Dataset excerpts
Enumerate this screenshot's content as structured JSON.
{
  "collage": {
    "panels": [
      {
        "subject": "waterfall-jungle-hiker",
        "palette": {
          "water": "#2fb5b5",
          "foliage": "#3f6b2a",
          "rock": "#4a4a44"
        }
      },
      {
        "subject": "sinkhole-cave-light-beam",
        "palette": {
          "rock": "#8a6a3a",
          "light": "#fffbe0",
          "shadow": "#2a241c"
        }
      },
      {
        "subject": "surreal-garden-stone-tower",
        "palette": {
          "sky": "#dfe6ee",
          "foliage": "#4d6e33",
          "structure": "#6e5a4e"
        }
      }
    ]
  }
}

**Exercise prompt**
Reproduce every line of the material above exactly.

**Reply**
Enumerate this screenshot's content as structured JSON.
{
  "collage": {
    "panels": [
      {
        "subject": "waterfall-jungle-hiker",
        "palette": {
          "water": "#2fb5b5",
          "foliage": "#3f6b2a",
          "rock": "#4a4a44"
        }
      },
      {
        "subject": "sinkhole-cave-light-beam",
        "palette": {
          "rock": "#8a6a3a",
          "light": "#fffbe0",
          "shadow": "#2a241c"
        }
      },
      {
        "subject": "surreal-garden-stone-tower",
        "palette": {
          "sky": "#dfe6ee",
          "foliage": "#4d6e33",
          "structure": "#6e5a4e"
        }
      }
    ]
  }
}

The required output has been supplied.